__WHAT THE TASK ASKS__: Can you retype every record below exactly as written?

__Data items__:
----------------------------------------

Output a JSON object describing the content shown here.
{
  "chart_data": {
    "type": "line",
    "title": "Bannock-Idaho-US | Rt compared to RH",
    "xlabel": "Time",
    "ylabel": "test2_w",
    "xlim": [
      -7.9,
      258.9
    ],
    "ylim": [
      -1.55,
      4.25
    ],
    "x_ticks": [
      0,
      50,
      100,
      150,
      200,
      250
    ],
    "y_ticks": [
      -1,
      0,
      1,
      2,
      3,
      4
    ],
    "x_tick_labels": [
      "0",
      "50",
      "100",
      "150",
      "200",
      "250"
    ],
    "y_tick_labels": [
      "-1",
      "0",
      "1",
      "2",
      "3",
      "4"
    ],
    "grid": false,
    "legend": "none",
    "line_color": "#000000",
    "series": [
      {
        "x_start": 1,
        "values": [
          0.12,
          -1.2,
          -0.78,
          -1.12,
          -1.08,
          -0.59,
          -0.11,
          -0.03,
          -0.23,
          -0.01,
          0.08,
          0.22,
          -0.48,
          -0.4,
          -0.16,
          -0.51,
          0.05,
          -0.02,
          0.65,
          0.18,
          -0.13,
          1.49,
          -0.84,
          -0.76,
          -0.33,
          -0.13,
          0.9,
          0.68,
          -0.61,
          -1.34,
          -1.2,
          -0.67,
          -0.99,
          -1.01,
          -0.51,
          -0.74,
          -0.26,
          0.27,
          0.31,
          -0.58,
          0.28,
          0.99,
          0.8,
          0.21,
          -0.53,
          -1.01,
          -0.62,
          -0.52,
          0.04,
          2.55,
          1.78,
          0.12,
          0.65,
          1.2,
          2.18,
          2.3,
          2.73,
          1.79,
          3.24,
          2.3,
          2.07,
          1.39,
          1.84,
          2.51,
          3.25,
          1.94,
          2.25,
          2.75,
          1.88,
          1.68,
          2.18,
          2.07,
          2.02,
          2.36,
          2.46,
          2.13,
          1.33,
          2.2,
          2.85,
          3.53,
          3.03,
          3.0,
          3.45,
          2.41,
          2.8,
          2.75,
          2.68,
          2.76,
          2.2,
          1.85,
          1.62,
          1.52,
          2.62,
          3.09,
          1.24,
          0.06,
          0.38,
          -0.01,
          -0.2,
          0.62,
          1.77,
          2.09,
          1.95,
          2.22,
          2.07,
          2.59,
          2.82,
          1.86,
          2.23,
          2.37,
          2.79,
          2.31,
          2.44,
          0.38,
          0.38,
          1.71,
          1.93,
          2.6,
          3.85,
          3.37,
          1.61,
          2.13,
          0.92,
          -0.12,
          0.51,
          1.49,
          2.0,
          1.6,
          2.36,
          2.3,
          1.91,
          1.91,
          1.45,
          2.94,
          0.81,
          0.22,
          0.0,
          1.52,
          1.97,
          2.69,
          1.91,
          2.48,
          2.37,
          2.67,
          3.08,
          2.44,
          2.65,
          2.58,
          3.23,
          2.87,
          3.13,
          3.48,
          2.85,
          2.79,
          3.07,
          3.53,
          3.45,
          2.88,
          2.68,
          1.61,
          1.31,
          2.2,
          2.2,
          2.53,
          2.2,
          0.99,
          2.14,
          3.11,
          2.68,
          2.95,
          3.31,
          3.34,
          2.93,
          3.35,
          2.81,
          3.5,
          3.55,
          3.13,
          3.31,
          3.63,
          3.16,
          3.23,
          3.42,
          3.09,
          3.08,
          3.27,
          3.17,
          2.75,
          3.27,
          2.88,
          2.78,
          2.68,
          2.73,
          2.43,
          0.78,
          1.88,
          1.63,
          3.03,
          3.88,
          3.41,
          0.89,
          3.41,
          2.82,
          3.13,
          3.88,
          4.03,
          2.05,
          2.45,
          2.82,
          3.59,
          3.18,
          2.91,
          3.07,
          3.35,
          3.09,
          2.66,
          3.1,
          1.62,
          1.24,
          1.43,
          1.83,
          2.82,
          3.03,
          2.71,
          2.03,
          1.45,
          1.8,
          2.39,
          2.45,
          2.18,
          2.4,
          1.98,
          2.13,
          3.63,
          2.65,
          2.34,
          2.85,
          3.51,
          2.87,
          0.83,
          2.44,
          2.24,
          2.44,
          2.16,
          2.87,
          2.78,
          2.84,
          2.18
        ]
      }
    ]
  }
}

----------------------------------------

__WRITTEN REPLY__:
Output a JSON object describing the content shown here.
{
  "chart_data": {
    "type": "line",
    "title": "Bannock-Idaho-US | Rt compared to RH",
    "xlabel": "Time",
    "ylabel": "test2_w",
    "xlim": [
      -7.9,
      258.9
    ],
    "ylim": [
      -1.55,
      4.25
    ],
    "x_ticks": [
      0,
      50,
      100,
      150,
      200,
      250
    ],
    "y_ticks": [
      -1,
      0,
      1,
      2,
      3,
      4
    ],
    "x_tick_labels": [
      "0",
      "50",
      "100",
      "150",
      "200",
      "250"
    ],
    "y_tick_labels": [
      "-1",
      "0",
      "1",
      "2",
      "3",
      "4"
    ],
    "grid": false,
    "legend": "none",
    "line_color": "#000000",
    "series": [
      {
        "x_start": 1,
        "values": [
          0.12,
          -1.2,
          -0.78,
          -1.12,
          -1.08,
          -0.59,
          -0.11,
          -0.03,
          -0.23,
          -0.01,
          0.08,
          0.22,
          -0.48,
          -0.4,
          -0.16,
          -0.51,
          0.05,
          -0.02,
          0.65,
          0.18,
          -0.13,
          1.49,
          -0.84,
          -0.76,
          -0.33,
          -0.13,
          0.9,
          0.68,
          -0.61,
          -1.34,
          -1.2,
          -0.67,
          -0.99,
          -1.01,
          -0.51,
          -0.74,
          -0.26,
          0.27,
          0.31,
          -0.58,
          0.28,
          0.99,
          0.8,
          0.21,
          -0.53,
          -1.01,
          -0.62,
          -0.52,
          0.04,
          2.55,
          1.78,
          0.12,
          0.65,
          1.2,
          2.18,
          2.3,
          2.73,
          1.79,
          3.24,
          2.3,
          2.07,
          1.39,
          1.84,
          2.51,
          3.25,
          1.94,
          2.25,
          2.75,
          1.88,
          1.68,
          2.18,
          2.07,
          2.02,
          2.36,
          2.46,
          2.13,
          1.33,
          2.2,
          2.85,
          3.53,
          3.03,
          3.0,
          3.45,
          2.41,
          2.8,
          2.75,
          2.68,
          2.76,
          2.2,
          1.85,
          1.62,
          1.52,
          2.62,
          3.09,
          1.24,
          0.06,
          0.38,
          -0.01,
          -0.2,
          0.62,
          1.77,
          2.09,
          1.95,
          2.22,
          2.07,
          2.59,
          2.82,
          1.86,
          2.23,
          2.37,
          2.79,
          2.31,
          2.44,
          0.38,
          0.38,
          1.71,
          1.93,
          2.6,
          3.85,
          3.37,
          1.61,
          2.13,
          0.92,
          -0.12,
          0.51,
          1.49,
          2.0,
          1.6,
          2.36,
          2.3,
          1.91,
          1.91,
          1.45,
          2.94,
          0.81,
          0.22,
          0.0,
          1.52,
          1.97,
          2.69,
          1.91,
          2.48,
          2.37,
          2.67,
          3.08,
          2.44,
          2.65,
          2.58,
          3.23,
          2.87,
          3.13,
          3.48,
          2.85,
          2.79,
          3.07,
          3.53,
          3.45,
          2.88,
          2.68,
          1.61,
          1.31,
          2.2,
          2.2,
          2.53,
          2.2,
          0.99,
          2.14,
          3.11,
          2.68,
          2.95,
          3.31,
          3.34,
          2.93,
          3.35,
          2.81,
          3.5,
          3.55,
          3.13,
          3.31,
          3.63,
          3.16,
          3.23,
          3.42,
          3.09,
          3.08,
          3.27,
          3.17,
          2.75,
          3.27,
          2.88,
          2.78,
          2.68,
          2.73,
          2.43,
          0.78,
          1.88,
          1.63,
          3.03,
          3.88,
          3.41,
          0.89,
          3.41,
          2.82,
          3.13,
          3.88,
          4.03,
          2.05,
          2.45,
          2.82,
          3.59,
          3.18,
          2.91,
          3.07,
          3.35,
          3.09,
          2.66,
          3.1,
          1.62,
          1.24,
          1.43,
          1.83,
          2.82,
          3.03,
          2.71,
          2.03,
          1.45,
          1.8,
          2.39,
          2.45,
          2.18,
          2.4,
          1.98,
          2.13,
          3.63,
          2.65,
          2.34,
          2.85,
          3.51,
          2.87,
          0.83,
          2.44,
          2.24,
          2.44,
          2.16,
          2.87,
          2.78,
          2.84,
          2.18
        ]
      }
    ]
  }
}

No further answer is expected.